**Your objective:** Would you quote the material below in full and unchanged?

_ _ _ _ _

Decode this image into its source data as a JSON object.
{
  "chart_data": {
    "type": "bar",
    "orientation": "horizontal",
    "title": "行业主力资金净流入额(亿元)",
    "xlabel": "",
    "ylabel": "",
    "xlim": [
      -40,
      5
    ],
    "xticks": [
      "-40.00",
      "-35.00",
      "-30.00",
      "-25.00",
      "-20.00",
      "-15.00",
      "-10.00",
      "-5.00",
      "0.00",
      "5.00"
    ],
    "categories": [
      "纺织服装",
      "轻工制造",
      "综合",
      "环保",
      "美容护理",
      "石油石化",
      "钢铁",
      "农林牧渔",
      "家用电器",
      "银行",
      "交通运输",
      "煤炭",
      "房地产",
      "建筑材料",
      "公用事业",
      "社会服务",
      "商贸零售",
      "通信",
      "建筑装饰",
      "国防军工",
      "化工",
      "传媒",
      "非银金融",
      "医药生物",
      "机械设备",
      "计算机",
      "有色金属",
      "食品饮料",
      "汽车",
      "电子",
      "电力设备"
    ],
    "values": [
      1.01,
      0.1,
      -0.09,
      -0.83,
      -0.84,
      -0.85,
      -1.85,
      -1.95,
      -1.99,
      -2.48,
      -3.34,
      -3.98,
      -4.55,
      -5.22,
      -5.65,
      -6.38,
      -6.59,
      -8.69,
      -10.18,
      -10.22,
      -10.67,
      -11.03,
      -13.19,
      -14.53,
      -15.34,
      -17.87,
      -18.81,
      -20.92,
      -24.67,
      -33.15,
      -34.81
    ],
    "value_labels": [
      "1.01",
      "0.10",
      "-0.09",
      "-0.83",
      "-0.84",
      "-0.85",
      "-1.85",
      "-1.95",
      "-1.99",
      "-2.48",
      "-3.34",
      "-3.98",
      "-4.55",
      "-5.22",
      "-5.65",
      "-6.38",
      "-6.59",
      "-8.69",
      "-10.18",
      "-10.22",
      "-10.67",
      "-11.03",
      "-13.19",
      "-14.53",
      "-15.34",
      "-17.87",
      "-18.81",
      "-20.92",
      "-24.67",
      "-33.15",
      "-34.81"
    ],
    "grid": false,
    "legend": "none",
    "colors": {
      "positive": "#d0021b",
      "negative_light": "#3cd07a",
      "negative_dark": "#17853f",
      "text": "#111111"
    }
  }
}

_ _ _ _ _

**Final result:**
Decode this image into its source data as a JSON object.
{
  "chart_data": {
    "type": "bar",
    "orientation": "horizontal",
    "title": "行业主力资金净流入额(亿元)",
    "xlabel": "",
    "ylabel": "",
    "xlim": [
      -40,
      5
    ],
    "xticks": [
      "-40.00",
      "-35.00",
      "-30.00",
      "-25.00",
      "-20.00",
      "-15.00",
      "-10.00",
      "-5.00",
      "0.00",
      "5.00"
    ],
    "categories": [
      "纺织服装",
      "轻工制造",
      "综合",
      "环保",
      "美容护理",
      "石油石化",
      "钢铁",
      "农林牧渔",
      "家用电器",
      "银行",
      "交通运输",
      "煤炭",
      "房地产",
      "建筑材料",
      "公用事业",
      "社会服务",
      "商贸零售",
      "通信",
      "建筑装饰",
      "国防军工",
      "化工",
      "传媒",
      "非银金融",
      "医药生物",
      "机械设备",
      "计算机",
      "有色金属",
      "食品饮料",
      "汽车",
      "电子",
      "电力设备"
    ],
    "values": [
      1.01,
      0.1,
      -0.09,
      -0.83,
      -0.84,
      -0.85,
      -1.85,
      -1.95,
      -1.99,
      -2.48,
      -3.34,
      -3.98,
      -4.55,
      -5.22,
      -5.65,
      -6.38,
      -6.59,
      -8.69,
      -10.18,
      -10.22,
      -10.67,
      -11.03,
      -13.19,
      -14.53,
      -15.34,
      -17.87,
      -18.81,
      -20.92,
      -24.67,
      -33.15,
      -34.81
    ],
    "value_labels": [
      "1.01",
      "0.10",
      "-0.09",
      "-0.83",
      "-0.84",
      "-0.85",
      "-1.85",
      "-1.95",
      "-1.99",
      "-2.48",
      "-3.34",
      "-3.98",
      "-4.55",
      "-5.22",
      "-5.65",
      "-6.38",
      "-6.59",
      "-8.69",
      "-10.18",
      "-10.22",
      "-10.67",
      "-11.03",
      "-13.19",
      "-14.53",
      "-15.34",
      "-17.87",
      "-18.81",
      "-20.92",
      "-24.67",
      "-33.15",
      "-34.81"
    ],
    "grid": false,
    "legend": "none",
    "colors": {
      "positive": "#d0021b",
      "negative_light": "#3cd07a",
      "negative_dark": "#17853f",
      "text": "#111111"
    }
  }
}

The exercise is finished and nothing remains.